### GIVEN TASK
Scan the material below for lines with the word "степени" and report how many there are, with nothing added.

### Data entries
____________________
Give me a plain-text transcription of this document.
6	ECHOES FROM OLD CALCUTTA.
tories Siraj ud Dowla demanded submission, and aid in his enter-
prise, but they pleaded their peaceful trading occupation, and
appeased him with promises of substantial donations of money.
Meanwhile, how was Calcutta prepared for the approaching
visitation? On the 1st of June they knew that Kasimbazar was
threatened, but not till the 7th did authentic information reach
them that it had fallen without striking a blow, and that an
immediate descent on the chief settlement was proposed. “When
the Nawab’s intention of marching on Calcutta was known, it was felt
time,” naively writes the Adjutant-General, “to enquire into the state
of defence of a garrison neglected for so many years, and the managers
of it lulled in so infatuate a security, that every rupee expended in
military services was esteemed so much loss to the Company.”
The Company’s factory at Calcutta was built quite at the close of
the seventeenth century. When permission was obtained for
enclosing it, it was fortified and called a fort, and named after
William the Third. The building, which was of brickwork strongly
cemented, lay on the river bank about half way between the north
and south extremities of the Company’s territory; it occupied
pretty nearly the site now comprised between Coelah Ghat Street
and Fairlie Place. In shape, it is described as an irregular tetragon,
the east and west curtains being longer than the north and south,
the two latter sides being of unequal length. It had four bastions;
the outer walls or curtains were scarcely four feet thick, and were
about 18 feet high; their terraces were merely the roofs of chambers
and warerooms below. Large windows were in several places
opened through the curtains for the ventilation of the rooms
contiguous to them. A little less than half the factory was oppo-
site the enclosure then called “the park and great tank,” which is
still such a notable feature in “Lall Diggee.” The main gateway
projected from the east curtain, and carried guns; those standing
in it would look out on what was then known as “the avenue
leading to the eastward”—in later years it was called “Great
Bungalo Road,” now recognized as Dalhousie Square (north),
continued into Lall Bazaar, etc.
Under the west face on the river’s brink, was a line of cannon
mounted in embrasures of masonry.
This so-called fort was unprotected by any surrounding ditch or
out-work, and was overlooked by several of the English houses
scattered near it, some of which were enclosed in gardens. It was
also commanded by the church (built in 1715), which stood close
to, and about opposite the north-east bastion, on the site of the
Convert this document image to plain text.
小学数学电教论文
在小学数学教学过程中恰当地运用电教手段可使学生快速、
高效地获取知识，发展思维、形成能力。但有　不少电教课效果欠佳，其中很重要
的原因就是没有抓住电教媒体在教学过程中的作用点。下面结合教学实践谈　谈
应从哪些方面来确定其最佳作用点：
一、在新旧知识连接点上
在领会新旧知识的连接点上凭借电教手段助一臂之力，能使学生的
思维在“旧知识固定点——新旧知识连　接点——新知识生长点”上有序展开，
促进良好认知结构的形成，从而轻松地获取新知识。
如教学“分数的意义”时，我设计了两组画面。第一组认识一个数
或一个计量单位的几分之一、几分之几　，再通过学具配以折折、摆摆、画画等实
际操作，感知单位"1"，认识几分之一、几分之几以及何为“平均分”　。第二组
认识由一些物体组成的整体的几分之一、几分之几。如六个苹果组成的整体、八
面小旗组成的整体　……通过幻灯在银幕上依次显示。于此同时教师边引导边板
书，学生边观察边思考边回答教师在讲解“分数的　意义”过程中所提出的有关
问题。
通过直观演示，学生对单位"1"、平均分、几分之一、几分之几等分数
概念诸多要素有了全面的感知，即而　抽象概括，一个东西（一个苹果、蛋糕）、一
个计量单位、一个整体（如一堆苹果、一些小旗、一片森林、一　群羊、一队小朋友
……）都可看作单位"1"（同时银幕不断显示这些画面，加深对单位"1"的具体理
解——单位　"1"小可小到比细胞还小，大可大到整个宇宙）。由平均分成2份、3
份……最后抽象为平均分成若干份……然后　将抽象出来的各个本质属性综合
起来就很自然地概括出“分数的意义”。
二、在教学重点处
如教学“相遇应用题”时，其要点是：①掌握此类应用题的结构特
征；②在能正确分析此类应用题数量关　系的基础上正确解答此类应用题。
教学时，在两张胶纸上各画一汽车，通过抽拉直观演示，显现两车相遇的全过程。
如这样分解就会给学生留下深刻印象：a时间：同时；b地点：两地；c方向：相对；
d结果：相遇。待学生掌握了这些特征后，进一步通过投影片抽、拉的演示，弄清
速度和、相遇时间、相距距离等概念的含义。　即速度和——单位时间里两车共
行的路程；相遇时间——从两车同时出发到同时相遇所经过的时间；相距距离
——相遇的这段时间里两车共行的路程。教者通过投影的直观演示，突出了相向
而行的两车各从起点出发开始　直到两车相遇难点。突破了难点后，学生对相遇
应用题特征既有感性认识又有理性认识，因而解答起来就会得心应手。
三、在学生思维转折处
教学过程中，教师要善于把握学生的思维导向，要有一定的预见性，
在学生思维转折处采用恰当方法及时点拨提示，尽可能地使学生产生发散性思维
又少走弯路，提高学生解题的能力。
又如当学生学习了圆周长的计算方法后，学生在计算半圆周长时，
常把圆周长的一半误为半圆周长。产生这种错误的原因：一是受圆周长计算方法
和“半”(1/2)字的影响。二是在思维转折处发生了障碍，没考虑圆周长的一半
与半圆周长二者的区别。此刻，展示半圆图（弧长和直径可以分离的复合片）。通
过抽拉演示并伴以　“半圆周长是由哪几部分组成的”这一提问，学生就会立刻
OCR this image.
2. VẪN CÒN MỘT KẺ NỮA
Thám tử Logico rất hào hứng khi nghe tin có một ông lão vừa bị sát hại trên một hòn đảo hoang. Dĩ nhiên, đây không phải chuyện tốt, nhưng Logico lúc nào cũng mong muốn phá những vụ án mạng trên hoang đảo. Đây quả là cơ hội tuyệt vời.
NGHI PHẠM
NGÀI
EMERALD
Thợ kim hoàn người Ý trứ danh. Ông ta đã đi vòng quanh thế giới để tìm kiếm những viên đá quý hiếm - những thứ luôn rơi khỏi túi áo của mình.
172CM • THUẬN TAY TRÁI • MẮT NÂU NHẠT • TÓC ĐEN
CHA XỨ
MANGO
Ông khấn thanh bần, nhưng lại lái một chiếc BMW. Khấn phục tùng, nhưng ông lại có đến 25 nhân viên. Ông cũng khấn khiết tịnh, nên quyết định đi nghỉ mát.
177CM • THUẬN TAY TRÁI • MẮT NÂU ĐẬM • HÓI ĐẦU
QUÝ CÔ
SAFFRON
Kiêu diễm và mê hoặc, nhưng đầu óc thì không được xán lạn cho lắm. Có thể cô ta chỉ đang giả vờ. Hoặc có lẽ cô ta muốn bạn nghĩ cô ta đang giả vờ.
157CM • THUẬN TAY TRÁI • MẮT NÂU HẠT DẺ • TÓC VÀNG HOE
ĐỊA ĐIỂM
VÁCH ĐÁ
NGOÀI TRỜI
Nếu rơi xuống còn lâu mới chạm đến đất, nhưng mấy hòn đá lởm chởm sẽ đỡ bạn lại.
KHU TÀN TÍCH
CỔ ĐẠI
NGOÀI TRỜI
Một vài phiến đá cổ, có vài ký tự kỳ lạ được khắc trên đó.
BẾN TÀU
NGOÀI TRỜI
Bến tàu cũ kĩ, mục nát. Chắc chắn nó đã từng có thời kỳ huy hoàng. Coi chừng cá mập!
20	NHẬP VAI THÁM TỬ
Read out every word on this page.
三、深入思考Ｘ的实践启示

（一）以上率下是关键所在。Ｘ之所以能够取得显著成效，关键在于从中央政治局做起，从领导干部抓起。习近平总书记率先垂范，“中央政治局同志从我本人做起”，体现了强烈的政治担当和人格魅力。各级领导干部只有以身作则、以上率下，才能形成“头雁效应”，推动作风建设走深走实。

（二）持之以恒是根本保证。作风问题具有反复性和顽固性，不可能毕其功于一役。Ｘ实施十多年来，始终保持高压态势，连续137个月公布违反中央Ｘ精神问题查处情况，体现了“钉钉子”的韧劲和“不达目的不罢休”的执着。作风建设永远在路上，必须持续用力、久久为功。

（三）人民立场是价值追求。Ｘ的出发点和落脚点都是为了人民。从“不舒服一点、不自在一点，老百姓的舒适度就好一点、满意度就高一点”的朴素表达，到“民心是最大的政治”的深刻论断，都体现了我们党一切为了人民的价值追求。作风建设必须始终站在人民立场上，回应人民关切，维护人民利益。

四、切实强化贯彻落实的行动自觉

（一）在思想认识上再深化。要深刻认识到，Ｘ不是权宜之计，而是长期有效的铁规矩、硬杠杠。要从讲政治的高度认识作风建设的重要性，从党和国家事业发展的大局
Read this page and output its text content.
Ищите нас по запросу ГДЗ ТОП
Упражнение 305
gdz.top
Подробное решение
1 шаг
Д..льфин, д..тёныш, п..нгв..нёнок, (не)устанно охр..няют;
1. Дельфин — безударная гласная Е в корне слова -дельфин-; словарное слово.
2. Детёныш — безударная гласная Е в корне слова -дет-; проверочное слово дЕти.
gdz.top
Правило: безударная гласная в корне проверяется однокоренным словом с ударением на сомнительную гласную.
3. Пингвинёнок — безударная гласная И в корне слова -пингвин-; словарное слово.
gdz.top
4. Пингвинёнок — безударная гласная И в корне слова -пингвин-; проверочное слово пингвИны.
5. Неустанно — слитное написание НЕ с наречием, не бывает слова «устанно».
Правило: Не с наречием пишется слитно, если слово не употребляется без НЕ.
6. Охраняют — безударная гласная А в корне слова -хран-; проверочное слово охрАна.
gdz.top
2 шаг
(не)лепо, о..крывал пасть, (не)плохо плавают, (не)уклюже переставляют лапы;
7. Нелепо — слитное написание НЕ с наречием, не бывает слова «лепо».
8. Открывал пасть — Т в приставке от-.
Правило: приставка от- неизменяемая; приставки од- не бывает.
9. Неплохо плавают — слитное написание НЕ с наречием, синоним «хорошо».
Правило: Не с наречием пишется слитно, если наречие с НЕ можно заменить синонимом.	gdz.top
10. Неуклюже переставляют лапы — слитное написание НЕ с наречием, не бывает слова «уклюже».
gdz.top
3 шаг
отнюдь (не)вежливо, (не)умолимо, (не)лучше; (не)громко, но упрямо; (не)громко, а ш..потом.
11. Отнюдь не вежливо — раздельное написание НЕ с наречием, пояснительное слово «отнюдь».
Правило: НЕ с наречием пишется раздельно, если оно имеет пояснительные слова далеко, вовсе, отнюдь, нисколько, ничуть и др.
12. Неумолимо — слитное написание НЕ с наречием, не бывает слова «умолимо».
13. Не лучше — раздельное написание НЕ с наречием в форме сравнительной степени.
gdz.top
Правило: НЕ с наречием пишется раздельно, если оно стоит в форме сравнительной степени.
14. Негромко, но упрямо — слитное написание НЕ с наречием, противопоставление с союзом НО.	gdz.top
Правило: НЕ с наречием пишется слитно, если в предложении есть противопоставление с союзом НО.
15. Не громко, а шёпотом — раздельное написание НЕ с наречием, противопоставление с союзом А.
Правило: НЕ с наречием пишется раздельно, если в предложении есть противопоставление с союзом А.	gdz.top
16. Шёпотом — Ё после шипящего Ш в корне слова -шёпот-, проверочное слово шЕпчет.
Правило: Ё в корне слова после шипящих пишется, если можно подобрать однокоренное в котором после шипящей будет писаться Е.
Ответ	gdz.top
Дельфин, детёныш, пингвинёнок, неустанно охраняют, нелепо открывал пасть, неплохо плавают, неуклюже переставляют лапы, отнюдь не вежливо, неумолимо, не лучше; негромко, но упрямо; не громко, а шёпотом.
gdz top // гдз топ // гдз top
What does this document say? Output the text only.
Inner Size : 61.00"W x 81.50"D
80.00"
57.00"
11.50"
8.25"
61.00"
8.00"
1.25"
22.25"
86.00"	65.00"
____________________
### EXPECTED ANSWER
2